Your instructions:
Locate the word "israel" in the material, then show every line that holds it.

Start of Recorded information

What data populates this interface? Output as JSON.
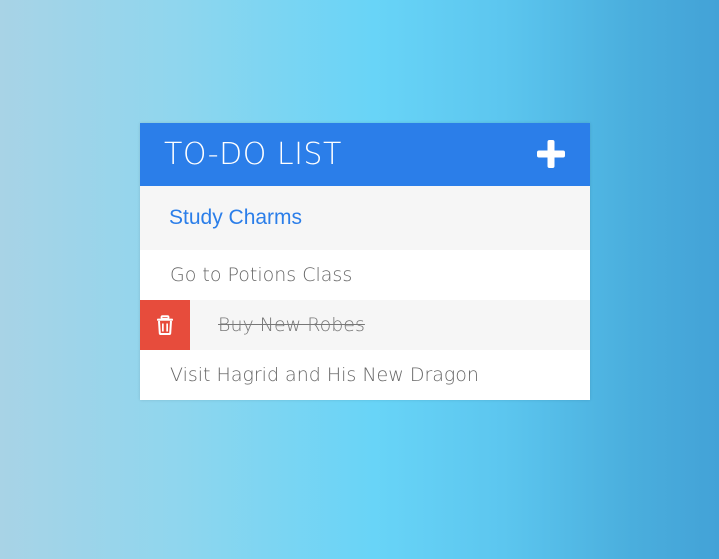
{
  "header": {
    "title": "TO-DO LIST",
    "add_icon": "plus-icon"
  },
  "new_todo": {
    "value": "Study Charms"
  },
  "todos": [
    {
      "text": "Go to Potions Class",
      "completed": false
    },
    {
      "text": "Buy New Robes",
      "completed": true,
      "delete_icon": "trash-icon"
    },
    {
      "text": "Visit Hagrid and His New Dragon",
      "completed": false
    }
  ],
  "colors": {
    "header_bg": "#2b7ee9",
    "input_text": "#2b7ee9",
    "delete_bg": "#e74c3c",
    "row_alt_bg": "#f6f6f6",
    "todo_text": "#666666"
  }
}
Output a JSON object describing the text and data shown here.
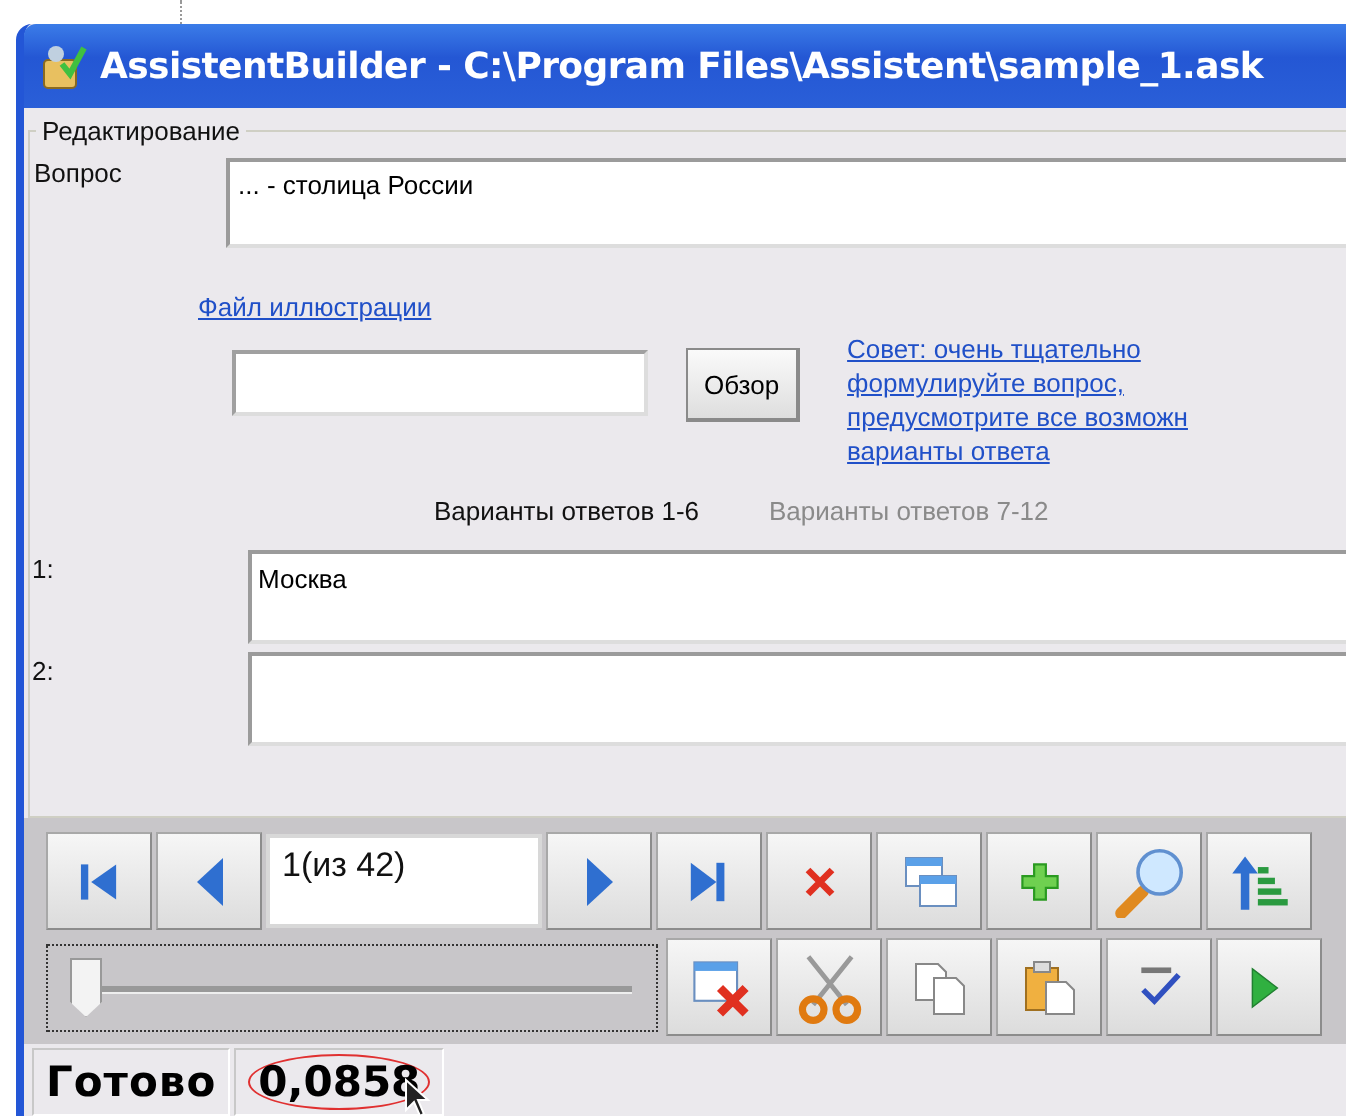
{
  "window": {
    "title": "AssistentBuilder - C:\\Program Files\\Assistent\\sample_1.ask"
  },
  "group": {
    "title": "Редактирование"
  },
  "question": {
    "label": "Вопрос",
    "value": "...  - столица России"
  },
  "illustration": {
    "link": "Файл иллюстрации",
    "browse_button": "Обзор",
    "tip": [
      "Совет: очень тщательно",
      "формулируйте вопрос,",
      "предусмотрите все возможн",
      "варианты ответа"
    ]
  },
  "tabs": [
    {
      "label": "Варианты ответов 1-6",
      "selected": true
    },
    {
      "label": "Варианты ответов 7-12",
      "selected": false
    }
  ],
  "answers": [
    {
      "label": "1:",
      "value": "Москва"
    },
    {
      "label": "2:"
    }
  ],
  "toolbar": {
    "row1": [
      {
        "kind": "first"
      },
      {
        "kind": "prev"
      },
      {
        "kind": "record",
        "value": "1(из 42)"
      },
      {
        "kind": "next"
      },
      {
        "kind": "last"
      },
      {
        "kind": "delete"
      },
      {
        "kind": "windows"
      },
      {
        "kind": "add"
      },
      {
        "kind": "search"
      },
      {
        "kind": "sort"
      }
    ],
    "row2": [
      {
        "kind": "slider",
        "level": 0
      },
      {
        "kind": "close-window"
      },
      {
        "kind": "cut"
      },
      {
        "kind": "copy"
      },
      {
        "kind": "paste"
      },
      {
        "kind": "spellcheck"
      },
      {
        "kind": "run"
      }
    ]
  },
  "status_bar": {
    "state": "Готово",
    "value": "0,0858",
    "highlighted": true
  }
}
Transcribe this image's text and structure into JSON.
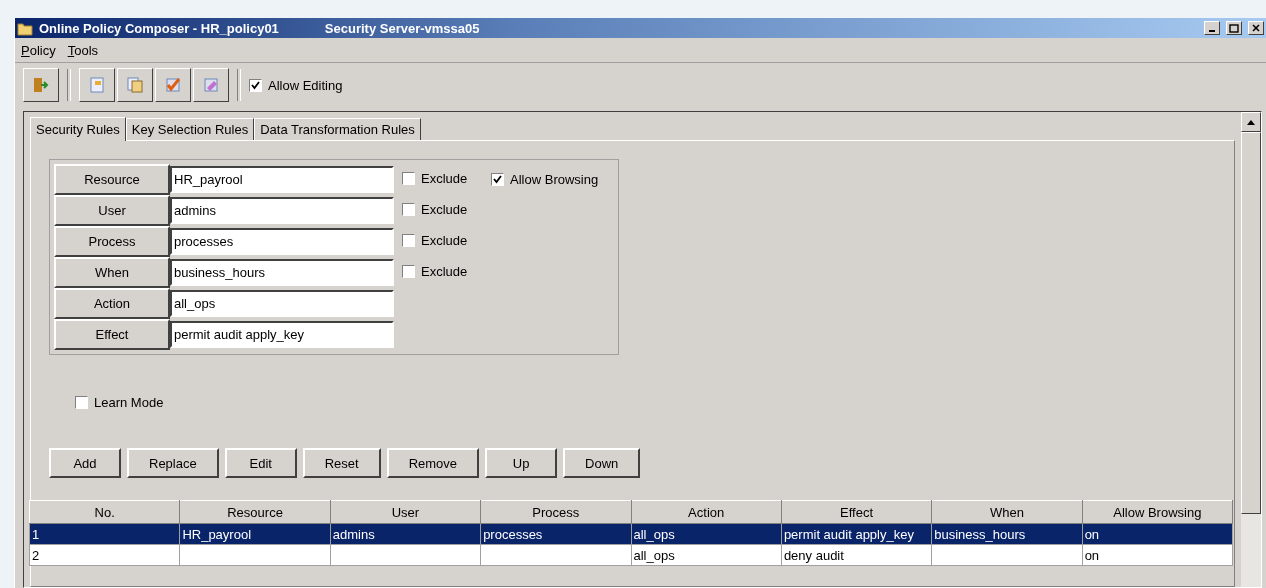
{
  "window": {
    "title": "Online Policy Composer - HR_policy01",
    "server": "Security Server-vmssa05"
  },
  "menu": [
    "Policy",
    "Tools"
  ],
  "toolbar": {
    "allow_editing": {
      "label": "Allow Editing",
      "checked": true
    }
  },
  "tabs": [
    {
      "label": "Security Rules",
      "selected": true
    },
    {
      "label": "Key Selection Rules",
      "selected": false
    },
    {
      "label": "Data Transformation Rules",
      "selected": false
    }
  ],
  "form": [
    {
      "label": "Resource",
      "value": "HR_payrool",
      "exclude": {
        "label": "Exclude",
        "checked": false
      },
      "allow_browsing": {
        "label": "Allow Browsing",
        "checked": true
      }
    },
    {
      "label": "User",
      "value": "admins",
      "exclude": {
        "label": "Exclude",
        "checked": false
      }
    },
    {
      "label": "Process",
      "value": "processes",
      "exclude": {
        "label": "Exclude",
        "checked": false
      }
    },
    {
      "label": "When",
      "value": "business_hours",
      "exclude": {
        "label": "Exclude",
        "checked": false
      }
    },
    {
      "label": "Action",
      "value": "all_ops"
    },
    {
      "label": "Effect",
      "value": "permit audit apply_key"
    }
  ],
  "learn_mode": {
    "label": "Learn Mode",
    "checked": false
  },
  "buttons": [
    "Add",
    "Replace",
    "Edit",
    "Reset",
    "Remove",
    "Up",
    "Down"
  ],
  "table": {
    "columns": [
      "No.",
      "Resource",
      "User",
      "Process",
      "Action",
      "Effect",
      "When",
      "Allow Browsing"
    ],
    "rows": [
      {
        "selected": true,
        "cells": [
          "1",
          "HR_payrool",
          "admins",
          "processes",
          "all_ops",
          "permit audit apply_key",
          "business_hours",
          "on"
        ]
      },
      {
        "selected": false,
        "cells": [
          "2",
          "",
          "",
          "",
          "all_ops",
          "deny audit",
          "",
          "on"
        ]
      }
    ]
  }
}
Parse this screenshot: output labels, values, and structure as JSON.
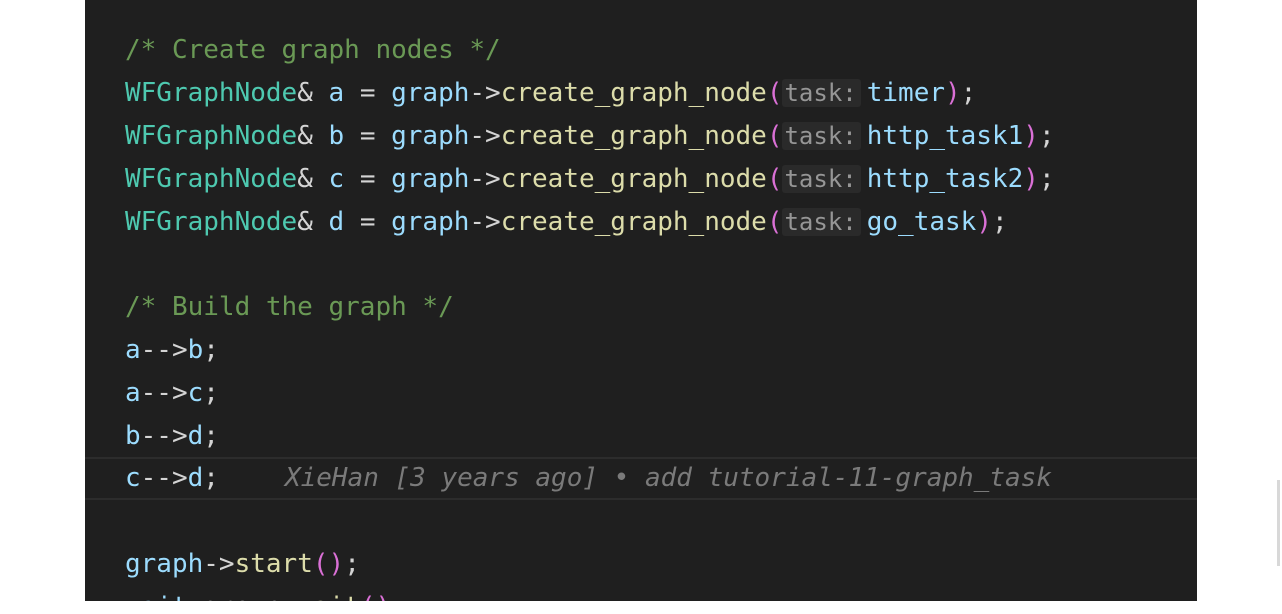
{
  "editor": {
    "comment_nodes": "/* Create graph nodes */",
    "nodes": [
      {
        "type": "WFGraphNode",
        "amp": "&",
        "var": "a",
        "eq": "=",
        "obj": "graph",
        "arrow": "->",
        "func": "create_graph_node",
        "open": "(",
        "hint": "task:",
        "arg": "timer",
        "close": ")",
        "semi": ";"
      },
      {
        "type": "WFGraphNode",
        "amp": "&",
        "var": "b",
        "eq": "=",
        "obj": "graph",
        "arrow": "->",
        "func": "create_graph_node",
        "open": "(",
        "hint": "task:",
        "arg": "http_task1",
        "close": ")",
        "semi": ";"
      },
      {
        "type": "WFGraphNode",
        "amp": "&",
        "var": "c",
        "eq": "=",
        "obj": "graph",
        "arrow": "->",
        "func": "create_graph_node",
        "open": "(",
        "hint": "task:",
        "arg": "http_task2",
        "close": ")",
        "semi": ";"
      },
      {
        "type": "WFGraphNode",
        "amp": "&",
        "var": "d",
        "eq": "=",
        "obj": "graph",
        "arrow": "->",
        "func": "create_graph_node",
        "open": "(",
        "hint": "task:",
        "arg": "go_task",
        "close": ")",
        "semi": ";"
      }
    ],
    "comment_build": "/* Build the graph */",
    "edges": [
      {
        "from": "a",
        "op": "-->",
        "to": "b",
        "semi": ";"
      },
      {
        "from": "a",
        "op": "-->",
        "to": "c",
        "semi": ";"
      },
      {
        "from": "b",
        "op": "-->",
        "to": "d",
        "semi": ";"
      },
      {
        "from": "c",
        "op": "-->",
        "to": "d",
        "semi": ";"
      }
    ],
    "blame": "XieHan [3 years ago] • add tutorial-11-graph_task",
    "start_line": {
      "obj": "graph",
      "arrow": "->",
      "func": "start",
      "parens": "()",
      "semi": ";"
    },
    "partial_line": {
      "obj": "wait",
      "arrow": "_group.",
      "func": "wait",
      "parens": "()",
      "semi": ";"
    }
  }
}
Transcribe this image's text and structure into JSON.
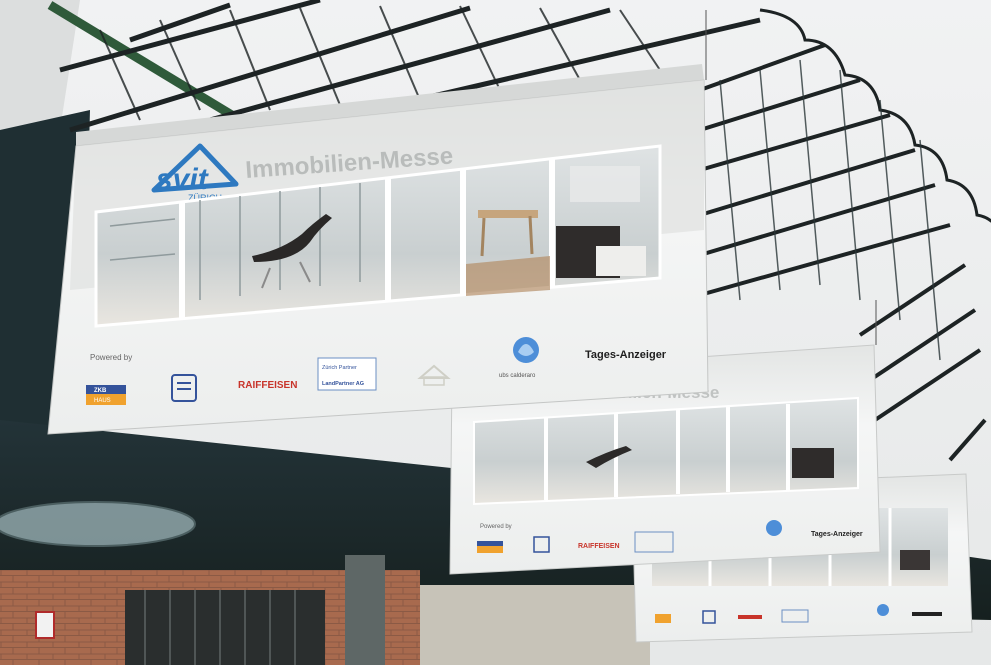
{
  "banner": {
    "logo_text": "svit",
    "logo_sub": "ZÜRICH",
    "title": "Immobilien-Messe",
    "powered_by": "Powered by",
    "sponsors": {
      "raiffeisen": "RAIFFEISEN",
      "zkb_box": "ZKB",
      "zkb_sub": "HAUS",
      "landpartner_line1": "Zürich Partner",
      "landpartner_line2": "LandPartner AG",
      "ubs": "ubs calderaro",
      "tages": "Tages-Anzeiger"
    }
  },
  "colors": {
    "sky": "#eeeff0",
    "canopy_dark": "#1e2a2c",
    "canopy_frame": "#2f5a3a",
    "banner_bg": "#f3f4f4",
    "banner_band": "#d9dbd9",
    "logo_blue": "#2e79c0",
    "title_grey": "#b9bcbb",
    "raiffeisen_red": "#c8342a",
    "brick": "#a86a4e"
  }
}
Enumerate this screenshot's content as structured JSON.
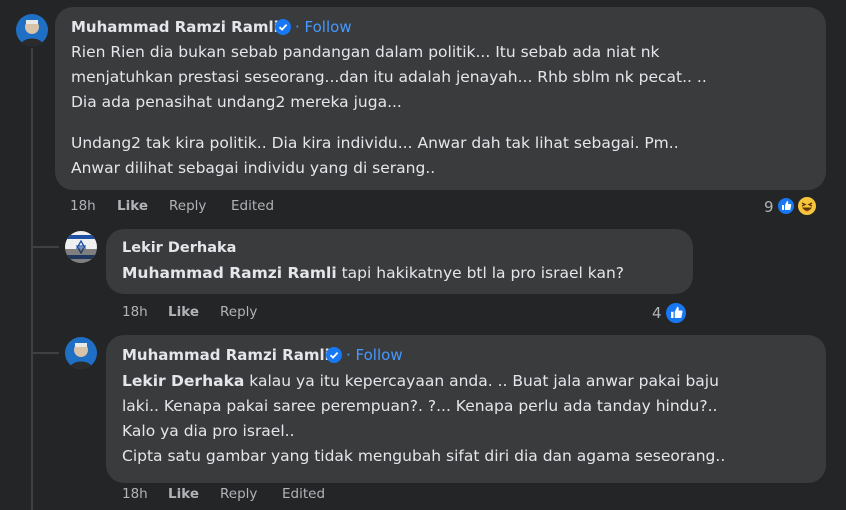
{
  "comments": [
    {
      "author": "Muhammad Ramzi Ramli",
      "follow": "· Follow",
      "lines": [
        "Rien Rien dia bukan sebab pandangan dalam politik... Itu sebab ada niat nk",
        "menjatuhkan prestasi seseorang...dan itu adalah jenayah... Rhb sblm nk pecat.. ..",
        "Dia ada penasihat undang2 mereka juga..."
      ],
      "lines2": [
        "Undang2 tak kira politik.. Dia kira individu... Anwar dah tak lihat sebagai. Pm..",
        "Anwar dilihat sebagai individu yang di serang.."
      ],
      "time": "18h",
      "like": "Like",
      "reply": "Reply",
      "edited": "Edited",
      "reaction_count": "9",
      "reactions": [
        "like-icon",
        "haha-icon"
      ]
    },
    {
      "author": "Lekir Derhaka",
      "mention": "Muhammad Ramzi Ramli",
      "text": "tapi hakikatnye btl la pro israel kan?",
      "time": "18h",
      "like": "Like",
      "reply": "Reply",
      "reaction_count": "4",
      "reactions": [
        "like-icon"
      ]
    },
    {
      "author": "Muhammad Ramzi Ramli",
      "follow": "· Follow",
      "mention": "Lekir Derhaka",
      "line1": "kalau ya itu kepercayaan anda. .. Buat jala anwar pakai baju",
      "lines": [
        "laki.. Kenapa pakai saree perempuan?. ?... Kenapa perlu ada tanday hindu?..",
        "Kalo ya dia pro israel..",
        "Cipta satu gambar yang tidak mengubah sifat diri dia dan agama seseorang.."
      ],
      "time": "18h",
      "like": "Like",
      "reply": "Reply",
      "edited": "Edited"
    }
  ],
  "colors": {
    "background": "#242526",
    "bubble": "#3a3b3c",
    "link": "#4599ff",
    "like_blue": "#1877f2",
    "haha_yellow": "#f7c53b"
  }
}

End of Recorded information

Full solution:
      "text": "tapi hakikatnye btl la pro israel kan?",
        "Kalo ya dia pro israel..",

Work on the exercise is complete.